Direction> Please report every line from the material that contains the word "peratus".

Provided entries>
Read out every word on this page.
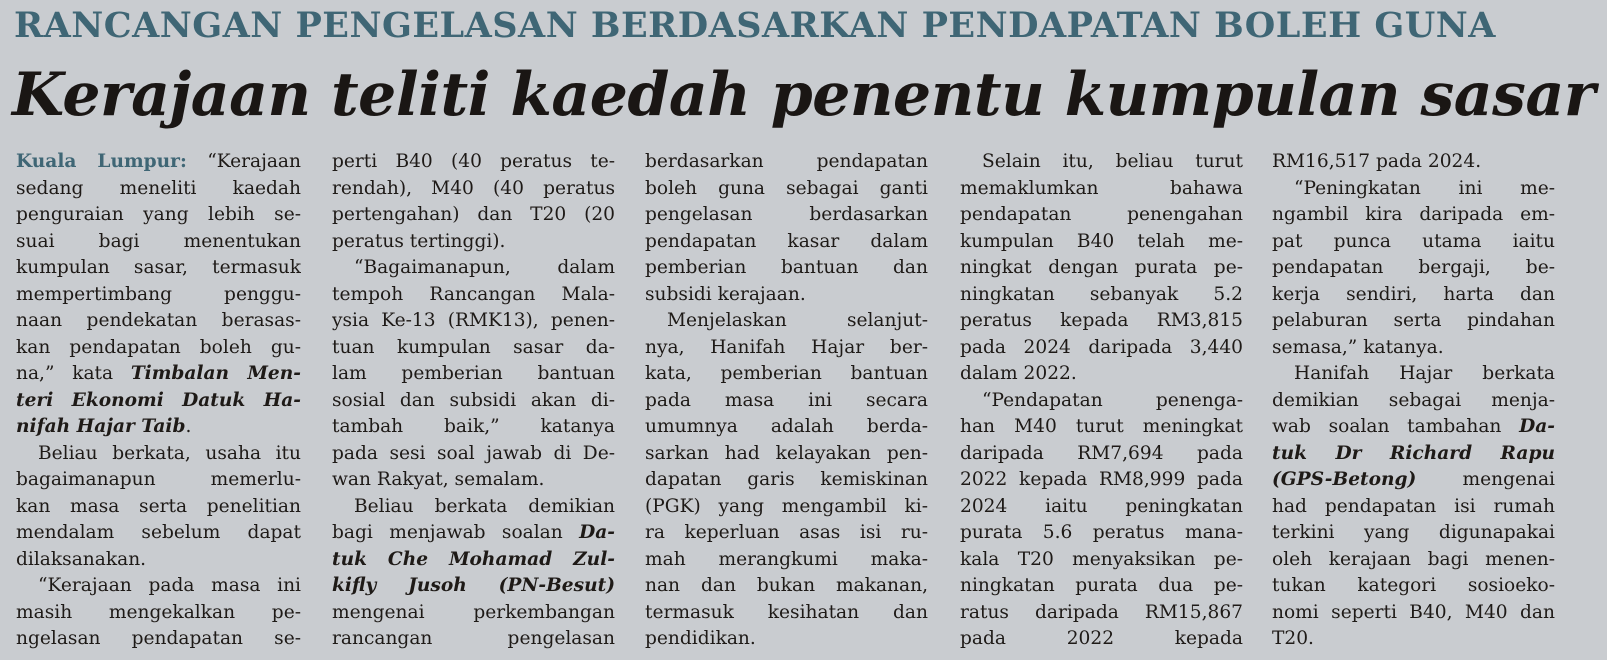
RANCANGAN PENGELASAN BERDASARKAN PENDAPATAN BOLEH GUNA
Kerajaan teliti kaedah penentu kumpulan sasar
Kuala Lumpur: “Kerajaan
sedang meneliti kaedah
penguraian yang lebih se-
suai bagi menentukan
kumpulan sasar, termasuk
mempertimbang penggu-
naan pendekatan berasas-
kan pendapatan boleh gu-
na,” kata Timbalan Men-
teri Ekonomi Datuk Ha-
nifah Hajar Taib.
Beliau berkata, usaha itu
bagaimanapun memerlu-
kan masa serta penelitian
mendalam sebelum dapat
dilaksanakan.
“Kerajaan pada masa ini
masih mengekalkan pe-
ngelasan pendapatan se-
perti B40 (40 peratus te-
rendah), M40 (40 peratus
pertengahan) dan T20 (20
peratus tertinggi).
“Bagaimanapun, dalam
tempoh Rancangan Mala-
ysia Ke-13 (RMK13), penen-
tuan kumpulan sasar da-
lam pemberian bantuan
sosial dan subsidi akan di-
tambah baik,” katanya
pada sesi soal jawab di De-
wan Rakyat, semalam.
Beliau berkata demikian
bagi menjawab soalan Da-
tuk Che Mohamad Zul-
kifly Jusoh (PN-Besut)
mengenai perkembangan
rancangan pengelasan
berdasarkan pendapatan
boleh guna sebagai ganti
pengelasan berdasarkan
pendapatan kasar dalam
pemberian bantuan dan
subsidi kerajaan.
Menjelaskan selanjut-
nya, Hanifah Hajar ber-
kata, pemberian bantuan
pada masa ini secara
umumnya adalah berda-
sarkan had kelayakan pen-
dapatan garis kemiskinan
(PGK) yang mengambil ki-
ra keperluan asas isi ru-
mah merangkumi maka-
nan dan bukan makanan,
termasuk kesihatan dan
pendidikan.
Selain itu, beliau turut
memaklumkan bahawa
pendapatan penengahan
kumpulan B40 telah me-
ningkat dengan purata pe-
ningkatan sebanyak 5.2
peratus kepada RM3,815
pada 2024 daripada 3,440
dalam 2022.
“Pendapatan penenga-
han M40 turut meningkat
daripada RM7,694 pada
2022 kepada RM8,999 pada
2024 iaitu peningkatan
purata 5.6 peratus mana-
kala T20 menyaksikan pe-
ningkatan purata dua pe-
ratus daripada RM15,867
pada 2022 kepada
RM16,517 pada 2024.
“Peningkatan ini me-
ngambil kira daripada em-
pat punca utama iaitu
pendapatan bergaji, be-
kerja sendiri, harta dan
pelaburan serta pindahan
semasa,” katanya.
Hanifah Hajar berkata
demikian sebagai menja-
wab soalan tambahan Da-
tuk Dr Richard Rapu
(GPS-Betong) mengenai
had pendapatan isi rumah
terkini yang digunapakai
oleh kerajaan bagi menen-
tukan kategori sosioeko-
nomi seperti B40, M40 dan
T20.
...
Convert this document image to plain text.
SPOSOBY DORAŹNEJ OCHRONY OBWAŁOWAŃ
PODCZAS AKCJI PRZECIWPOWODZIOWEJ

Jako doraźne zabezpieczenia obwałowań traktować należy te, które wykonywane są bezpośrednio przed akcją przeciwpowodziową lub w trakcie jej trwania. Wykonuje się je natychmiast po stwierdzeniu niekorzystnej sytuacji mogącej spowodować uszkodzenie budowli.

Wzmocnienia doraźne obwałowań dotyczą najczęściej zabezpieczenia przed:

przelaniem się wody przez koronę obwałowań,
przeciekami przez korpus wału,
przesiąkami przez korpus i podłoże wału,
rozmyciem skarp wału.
...
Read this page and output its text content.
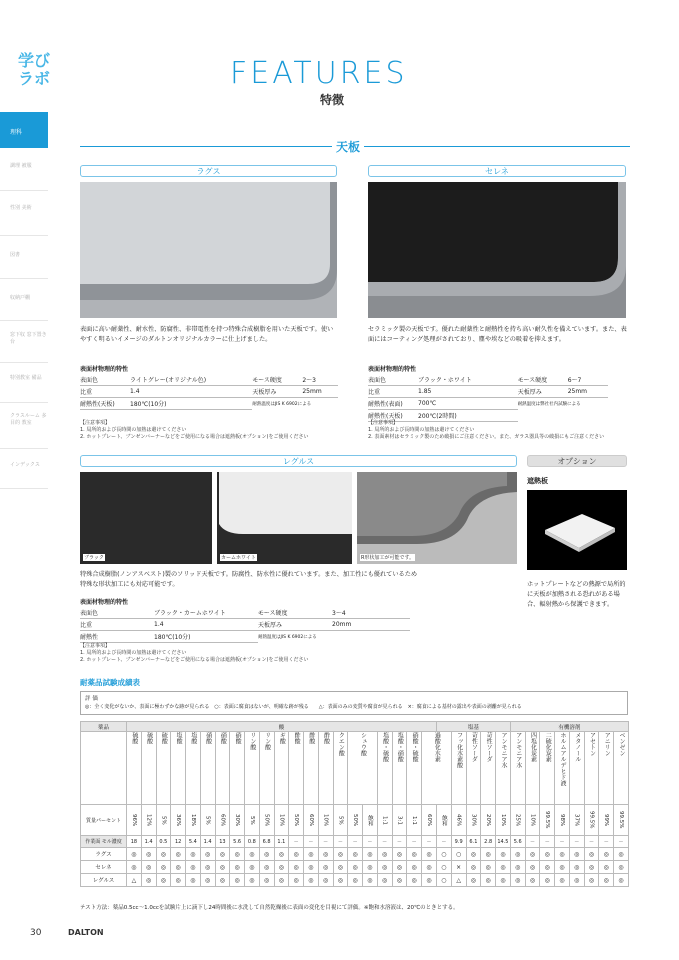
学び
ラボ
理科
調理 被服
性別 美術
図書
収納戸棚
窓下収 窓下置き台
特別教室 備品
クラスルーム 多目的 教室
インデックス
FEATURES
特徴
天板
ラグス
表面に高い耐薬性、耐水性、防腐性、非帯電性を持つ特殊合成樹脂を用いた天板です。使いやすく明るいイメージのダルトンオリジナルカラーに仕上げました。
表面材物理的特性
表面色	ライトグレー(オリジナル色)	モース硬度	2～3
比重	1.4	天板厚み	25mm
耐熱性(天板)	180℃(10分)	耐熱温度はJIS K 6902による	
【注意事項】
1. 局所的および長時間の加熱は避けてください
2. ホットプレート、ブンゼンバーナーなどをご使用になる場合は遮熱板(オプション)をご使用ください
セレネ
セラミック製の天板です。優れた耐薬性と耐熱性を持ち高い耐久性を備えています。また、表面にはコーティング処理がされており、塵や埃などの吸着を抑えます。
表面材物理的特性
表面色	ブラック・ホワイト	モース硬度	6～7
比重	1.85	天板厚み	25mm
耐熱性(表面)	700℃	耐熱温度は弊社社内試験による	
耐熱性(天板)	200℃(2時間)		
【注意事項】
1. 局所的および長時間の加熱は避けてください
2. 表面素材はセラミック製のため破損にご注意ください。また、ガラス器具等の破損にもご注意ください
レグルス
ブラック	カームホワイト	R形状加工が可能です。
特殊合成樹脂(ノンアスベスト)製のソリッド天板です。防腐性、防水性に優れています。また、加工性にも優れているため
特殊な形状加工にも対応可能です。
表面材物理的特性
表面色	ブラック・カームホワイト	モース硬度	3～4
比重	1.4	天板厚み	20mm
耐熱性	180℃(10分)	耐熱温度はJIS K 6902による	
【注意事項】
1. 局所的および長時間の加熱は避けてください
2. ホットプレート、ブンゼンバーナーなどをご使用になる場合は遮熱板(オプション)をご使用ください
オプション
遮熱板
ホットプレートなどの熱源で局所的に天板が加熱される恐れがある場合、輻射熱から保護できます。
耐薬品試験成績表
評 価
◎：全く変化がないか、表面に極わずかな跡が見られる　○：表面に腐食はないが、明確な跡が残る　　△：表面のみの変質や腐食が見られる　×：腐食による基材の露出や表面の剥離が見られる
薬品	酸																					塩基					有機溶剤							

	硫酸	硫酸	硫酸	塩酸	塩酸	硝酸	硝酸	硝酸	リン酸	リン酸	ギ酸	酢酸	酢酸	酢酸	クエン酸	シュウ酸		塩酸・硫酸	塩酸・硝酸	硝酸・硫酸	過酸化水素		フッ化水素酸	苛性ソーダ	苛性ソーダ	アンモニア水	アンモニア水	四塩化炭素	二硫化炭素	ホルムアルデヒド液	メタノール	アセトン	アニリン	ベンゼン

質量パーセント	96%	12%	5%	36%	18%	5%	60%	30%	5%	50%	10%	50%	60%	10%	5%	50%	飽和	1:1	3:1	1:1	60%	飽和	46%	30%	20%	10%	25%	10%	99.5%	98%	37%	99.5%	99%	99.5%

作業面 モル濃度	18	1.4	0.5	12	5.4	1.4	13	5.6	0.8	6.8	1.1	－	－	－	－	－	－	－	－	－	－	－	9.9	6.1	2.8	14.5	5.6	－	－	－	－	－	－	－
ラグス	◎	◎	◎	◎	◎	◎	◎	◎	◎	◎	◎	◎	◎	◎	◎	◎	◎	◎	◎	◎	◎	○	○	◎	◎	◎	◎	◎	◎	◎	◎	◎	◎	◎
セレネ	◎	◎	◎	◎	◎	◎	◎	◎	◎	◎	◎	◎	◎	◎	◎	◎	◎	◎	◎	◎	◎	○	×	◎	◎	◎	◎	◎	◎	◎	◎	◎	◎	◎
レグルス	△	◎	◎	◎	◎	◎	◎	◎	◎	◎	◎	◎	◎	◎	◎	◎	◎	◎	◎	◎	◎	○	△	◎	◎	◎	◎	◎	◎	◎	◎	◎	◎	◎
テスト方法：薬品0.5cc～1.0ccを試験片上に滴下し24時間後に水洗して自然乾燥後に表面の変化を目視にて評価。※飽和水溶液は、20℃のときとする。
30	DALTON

Worked answer>
perti B40 (40 peratus te-
rendah), M40 (40 peratus
peratus tertinggi).
peratus kepada RM3,815
purata 5.6 peratus mana-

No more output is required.